Dataset entries
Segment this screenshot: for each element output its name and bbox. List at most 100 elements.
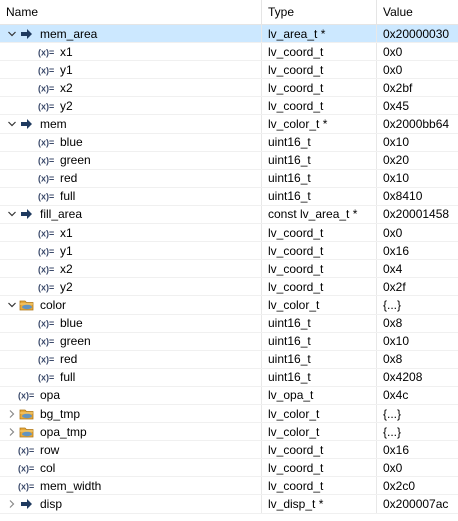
tree-row[interactable]: (x)= x2 lv_coord_t 0x2bf bbox=[0, 79, 458, 98]
value-cell[interactable]: 0x45 bbox=[377, 97, 458, 114]
tree-row[interactable]: (x)= x1 lv_coord_t 0x0 bbox=[0, 43, 458, 62]
pointer-arrow-icon bbox=[18, 497, 36, 511]
variable-name: color bbox=[40, 297, 67, 312]
value-cell[interactable]: 0x0 bbox=[377, 224, 458, 241]
tree-row[interactable]: (x)= blue uint16_t 0x10 bbox=[0, 133, 458, 152]
tree-row[interactable]: (x)= row lv_coord_t 0x16 bbox=[0, 441, 458, 460]
variable-icon: (x)= bbox=[38, 45, 56, 59]
variables-tree: mem_area lv_area_t * 0x20000030 (x)= x1 lv_co… bbox=[0, 25, 458, 514]
tree-row[interactable]: (x)= green uint16_t 0x10 bbox=[0, 332, 458, 351]
variable-name: red bbox=[60, 171, 78, 186]
variable-icon: (x)= bbox=[38, 352, 56, 366]
chevron-down-icon[interactable] bbox=[6, 28, 18, 40]
tree-row[interactable]: (x)= y2 lv_coord_t 0x45 bbox=[0, 97, 458, 116]
value-cell[interactable]: 0x10 bbox=[377, 134, 458, 151]
value-cell[interactable]: 0x4208 bbox=[377, 369, 458, 386]
tree-row[interactable]: (x)= full uint16_t 0x8410 bbox=[0, 187, 458, 206]
type-cell: uint16_t bbox=[262, 151, 377, 169]
chevron-right-icon[interactable] bbox=[6, 426, 18, 438]
tree-row[interactable]: (x)= red uint16_t 0x10 bbox=[0, 169, 458, 188]
name-cell: mem_area bbox=[0, 25, 262, 43]
type-cell: lv_color_t * bbox=[262, 115, 377, 133]
value-cell[interactable]: 0x20 bbox=[377, 152, 458, 169]
tree-row[interactable]: (x)= full uint16_t 0x4208 bbox=[0, 368, 458, 387]
struct-icon bbox=[18, 407, 36, 421]
value-cell[interactable]: 0x20001458 bbox=[377, 206, 458, 223]
tree-row[interactable]: (x)= col lv_coord_t 0x0 bbox=[0, 459, 458, 478]
tree-row[interactable]: (x)= x1 lv_coord_t 0x0 bbox=[0, 224, 458, 243]
value-cell[interactable]: 0x10 bbox=[377, 333, 458, 350]
tree-row[interactable]: color lv_color_t {...} bbox=[0, 296, 458, 315]
value-cell[interactable]: 0x4c bbox=[377, 387, 458, 404]
variable-name: full bbox=[60, 370, 76, 385]
variable-name: blue bbox=[60, 135, 83, 150]
column-header-value[interactable]: Value bbox=[377, 0, 458, 24]
variable-name: y1 bbox=[60, 243, 73, 258]
tree-row[interactable]: (x)= opa lv_opa_t 0x4c bbox=[0, 386, 458, 405]
value-cell[interactable]: 0x0 bbox=[377, 459, 458, 476]
value-cell[interactable]: 0x2bf bbox=[377, 79, 458, 96]
value-cell[interactable]: {...} bbox=[377, 423, 458, 440]
tree-row[interactable]: (x)= y2 lv_coord_t 0x2f bbox=[0, 278, 458, 297]
value-cell[interactable]: 0x8410 bbox=[377, 188, 458, 205]
value-cell[interactable]: 0x10 bbox=[377, 170, 458, 187]
name-cell: (x)= blue bbox=[0, 133, 262, 151]
type-cell: uint16_t bbox=[262, 350, 377, 368]
svg-text:(x)=: (x)= bbox=[38, 319, 54, 329]
svg-text:(x)=: (x)= bbox=[38, 156, 54, 166]
tree-row[interactable]: opa_tmp lv_color_t {...} bbox=[0, 423, 458, 442]
type-cell: lv_coord_t bbox=[262, 441, 377, 459]
type-cell: uint16_t bbox=[262, 133, 377, 151]
value-cell[interactable]: {...} bbox=[377, 405, 458, 422]
chevron-right-icon[interactable] bbox=[6, 408, 18, 420]
value-cell[interactable]: {...} bbox=[377, 296, 458, 313]
variable-icon: (x)= bbox=[18, 388, 36, 402]
tree-row[interactable]: mem lv_color_t * 0x2000bb64 bbox=[0, 115, 458, 134]
variable-icon: (x)= bbox=[38, 244, 56, 258]
value-cell[interactable]: 0x2000bb64 bbox=[377, 115, 458, 132]
type-cell: lv_coord_t bbox=[262, 79, 377, 97]
no-expander bbox=[6, 462, 18, 474]
tree-row[interactable]: disp lv_disp_t * 0x200007ac bbox=[0, 495, 458, 514]
tree-row[interactable]: (x)= y1 lv_coord_t 0x0 bbox=[0, 61, 458, 80]
column-header-type[interactable]: Type bbox=[262, 0, 377, 24]
value-cell[interactable]: 0x200007ac bbox=[377, 495, 458, 512]
value-cell[interactable]: 0x0 bbox=[377, 43, 458, 60]
tree-row[interactable]: (x)= mem_width lv_coord_t 0x2c0 bbox=[0, 477, 458, 496]
tree-row[interactable]: (x)= red uint16_t 0x8 bbox=[0, 350, 458, 369]
value-cell[interactable]: 0x16 bbox=[377, 242, 458, 259]
column-header-name[interactable]: Name bbox=[0, 0, 262, 24]
tree-row[interactable]: (x)= green uint16_t 0x20 bbox=[0, 151, 458, 170]
type-cell: lv_opa_t bbox=[262, 386, 377, 404]
tree-row[interactable]: mem_area lv_area_t * 0x20000030 bbox=[0, 25, 458, 44]
chevron-down-icon[interactable] bbox=[6, 118, 18, 130]
value-cell[interactable]: 0x2c0 bbox=[377, 477, 458, 494]
type-cell: lv_color_t bbox=[262, 423, 377, 441]
type-cell: uint16_t bbox=[262, 368, 377, 386]
variable-name: col bbox=[40, 460, 56, 475]
tree-row[interactable]: bg_tmp lv_color_t {...} bbox=[0, 404, 458, 424]
variable-name: opa bbox=[40, 388, 61, 403]
tree-row[interactable]: (x)= y1 lv_coord_t 0x16 bbox=[0, 242, 458, 261]
name-cell: opa_tmp bbox=[0, 423, 262, 441]
value-cell[interactable]: 0x8 bbox=[377, 315, 458, 332]
value-cell[interactable]: 0x4 bbox=[377, 260, 458, 277]
variable-icon: (x)= bbox=[38, 226, 56, 240]
variable-icon: (x)= bbox=[38, 63, 56, 77]
tree-row[interactable]: fill_area const lv_area_t * 0x20001458 bbox=[0, 205, 458, 225]
column-header: Name Type Value bbox=[0, 0, 458, 25]
chevron-right-icon[interactable] bbox=[6, 498, 18, 510]
value-cell[interactable]: 0x0 bbox=[377, 61, 458, 78]
tree-row[interactable]: (x)= blue uint16_t 0x8 bbox=[0, 314, 458, 333]
variable-icon: (x)= bbox=[38, 280, 56, 294]
svg-text:(x)=: (x)= bbox=[38, 373, 54, 383]
pointer-arrow-icon bbox=[18, 117, 36, 131]
chevron-down-icon[interactable] bbox=[6, 208, 18, 220]
tree-row[interactable]: (x)= x2 lv_coord_t 0x4 bbox=[0, 260, 458, 279]
value-cell[interactable]: 0x8 bbox=[377, 351, 458, 368]
value-cell[interactable]: 0x16 bbox=[377, 441, 458, 458]
name-cell: (x)= y2 bbox=[0, 278, 262, 296]
value-cell[interactable]: 0x20000030 bbox=[377, 25, 458, 42]
value-cell[interactable]: 0x2f bbox=[377, 278, 458, 295]
chevron-down-icon[interactable] bbox=[6, 299, 18, 311]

Directions: Copy every line of the entries above word for word, omitting the pictures.

Written response:
Segment this screenshot: for each element output its name and bbox. List at most 100 elements.
tree-row[interactable]: (x)= x2 lv_coord_t 0x2bf bbox=[0, 79, 458, 98]
value-cell[interactable]: 0x45 bbox=[377, 97, 458, 114]
tree-row[interactable]: (x)= x1 lv_coord_t 0x0 bbox=[0, 43, 458, 62]
pointer-arrow-icon bbox=[18, 497, 36, 511]
variable-name: color bbox=[40, 297, 67, 312]
value-cell[interactable]: 0x0 bbox=[377, 224, 458, 241]
tree-row[interactable]: (x)= blue uint16_t 0x10 bbox=[0, 133, 458, 152]
tree-row[interactable]: (x)= row lv_coord_t 0x16 bbox=[0, 441, 458, 460]
variable-icon: (x)= bbox=[38, 45, 56, 59]
variables-tree: mem_area lv_area_t * 0x20000030 (x)= x1 lv_co… bbox=[0, 25, 458, 514]
tree-row[interactable]: (x)= green uint16_t 0x10 bbox=[0, 332, 458, 351]
variable-name: red bbox=[60, 171, 78, 186]
variable-icon: (x)= bbox=[38, 352, 56, 366]
chevron-down-icon[interactable] bbox=[6, 28, 18, 40]
tree-row[interactable]: (x)= y2 lv_coord_t 0x45 bbox=[0, 97, 458, 116]
value-cell[interactable]: 0x10 bbox=[377, 134, 458, 151]
value-cell[interactable]: 0x4208 bbox=[377, 369, 458, 386]
tree-row[interactable]: (x)= full uint16_t 0x8410 bbox=[0, 187, 458, 206]
type-cell: uint16_t bbox=[262, 151, 377, 169]
chevron-right-icon[interactable] bbox=[6, 426, 18, 438]
tree-row[interactable]: (x)= red uint16_t 0x10 bbox=[0, 169, 458, 188]
name-cell: mem_area bbox=[0, 25, 262, 43]
type-cell: lv_color_t * bbox=[262, 115, 377, 133]
value-cell[interactable]: 0x20 bbox=[377, 152, 458, 169]
tree-row[interactable]: (x)= full uint16_t 0x4208 bbox=[0, 368, 458, 387]
struct-icon bbox=[18, 407, 36, 421]
value-cell[interactable]: 0x20001458 bbox=[377, 206, 458, 223]
tree-row[interactable]: (x)= col lv_coord_t 0x0 bbox=[0, 459, 458, 478]
tree-row[interactable]: (x)= x1 lv_coord_t 0x0 bbox=[0, 224, 458, 243]
value-cell[interactable]: 0x10 bbox=[377, 333, 458, 350]
tree-row[interactable]: color lv_color_t {...} bbox=[0, 296, 458, 315]
value-cell[interactable]: 0x4c bbox=[377, 387, 458, 404]
variable-name: full bbox=[60, 370, 76, 385]
variable-name: blue bbox=[60, 135, 83, 150]
column-header-value[interactable]: Value bbox=[377, 0, 458, 24]
variable-name: y1 bbox=[60, 243, 73, 258]
tree-row[interactable]: (x)= opa lv_opa_t 0x4c bbox=[0, 386, 458, 405]
value-cell[interactable]: 0x0 bbox=[377, 459, 458, 476]
value-cell[interactable]: 0x2bf bbox=[377, 79, 458, 96]
value-cell[interactable]: {...} bbox=[377, 423, 458, 440]
tree-row[interactable]: (x)= y2 lv_coord_t 0x2f bbox=[0, 278, 458, 297]
value-cell[interactable]: 0x8410 bbox=[377, 188, 458, 205]
value-cell[interactable]: 0x10 bbox=[377, 170, 458, 187]
name-cell: (x)= blue bbox=[0, 133, 262, 151]
type-cell: uint16_t bbox=[262, 350, 377, 368]
svg-text:(x)=: (x)= bbox=[38, 319, 54, 329]
svg-text:(x)=: (x)= bbox=[38, 156, 54, 166]
tree-row[interactable]: opa_tmp lv_color_t {...} bbox=[0, 423, 458, 442]
type-cell: lv_coord_t bbox=[262, 441, 377, 459]
type-cell: uint16_t bbox=[262, 133, 377, 151]
value-cell[interactable]: {...} bbox=[377, 405, 458, 422]
chevron-right-icon[interactable] bbox=[6, 408, 18, 420]
value-cell[interactable]: {...} bbox=[377, 296, 458, 313]
variable-icon: (x)= bbox=[18, 388, 36, 402]
tree-row[interactable]: mem lv_color_t * 0x2000bb64 bbox=[0, 115, 458, 134]
variable-icon: (x)= bbox=[38, 244, 56, 258]
value-cell[interactable]: 0x2000bb64 bbox=[377, 115, 458, 132]
type-cell: lv_coord_t bbox=[262, 79, 377, 97]
no-expander bbox=[6, 462, 18, 474]
tree-row[interactable]: disp lv_disp_t * 0x200007ac bbox=[0, 495, 458, 514]
tree-row[interactable]: (x)= y1 lv_coord_t 0x0 bbox=[0, 61, 458, 80]
column-header-type[interactable]: Type bbox=[262, 0, 377, 24]
value-cell[interactable]: 0x200007ac bbox=[377, 495, 458, 512]
value-cell[interactable]: 0x0 bbox=[377, 43, 458, 60]
tree-row[interactable]: (x)= mem_width lv_coord_t 0x2c0 bbox=[0, 477, 458, 496]
tree-row[interactable]: (x)= red uint16_t 0x8 bbox=[0, 350, 458, 369]
value-cell[interactable]: 0x16 bbox=[377, 242, 458, 259]
column-header-name[interactable]: Name bbox=[0, 0, 262, 24]
tree-row[interactable]: (x)= green uint16_t 0x20 bbox=[0, 151, 458, 170]
type-cell: lv_opa_t bbox=[262, 386, 377, 404]
tree-row[interactable]: mem_area lv_area_t * 0x20000030 bbox=[0, 25, 458, 44]
chevron-down-icon[interactable] bbox=[6, 118, 18, 130]
value-cell[interactable]: 0x2c0 bbox=[377, 477, 458, 494]
type-cell: lv_color_t bbox=[262, 423, 377, 441]
type-cell: uint16_t bbox=[262, 368, 377, 386]
variable-name: col bbox=[40, 460, 56, 475]
tree-row[interactable]: bg_tmp lv_color_t {...} bbox=[0, 404, 458, 424]
variable-name: opa bbox=[40, 388, 61, 403]
tree-row[interactable]: (x)= y1 lv_coord_t 0x16 bbox=[0, 242, 458, 261]
name-cell: opa_tmp bbox=[0, 423, 262, 441]
value-cell[interactable]: 0x8 bbox=[377, 315, 458, 332]
value-cell[interactable]: 0x4 bbox=[377, 260, 458, 277]
variable-icon: (x)= bbox=[38, 226, 56, 240]
variable-icon: (x)= bbox=[38, 63, 56, 77]
tree-row[interactable]: fill_area const lv_area_t * 0x20001458 bbox=[0, 205, 458, 225]
column-header: Name Type Value bbox=[0, 0, 458, 25]
chevron-right-icon[interactable] bbox=[6, 498, 18, 510]
value-cell[interactable]: 0x0 bbox=[377, 61, 458, 78]
tree-row[interactable]: (x)= blue uint16_t 0x8 bbox=[0, 314, 458, 333]
variable-icon: (x)= bbox=[38, 280, 56, 294]
svg-text:(x)=: (x)= bbox=[38, 373, 54, 383]
pointer-arrow-icon bbox=[18, 117, 36, 131]
chevron-down-icon[interactable] bbox=[6, 208, 18, 220]
tree-row[interactable]: (x)= x2 lv_coord_t 0x4 bbox=[0, 260, 458, 279]
value-cell[interactable]: 0x8 bbox=[377, 351, 458, 368]
value-cell[interactable]: 0x16 bbox=[377, 441, 458, 458]
name-cell: (x)= y2 bbox=[0, 278, 262, 296]
value-cell[interactable]: 0x20000030 bbox=[377, 25, 458, 42]
value-cell[interactable]: 0x2f bbox=[377, 278, 458, 295]
chevron-down-icon[interactable] bbox=[6, 299, 18, 311]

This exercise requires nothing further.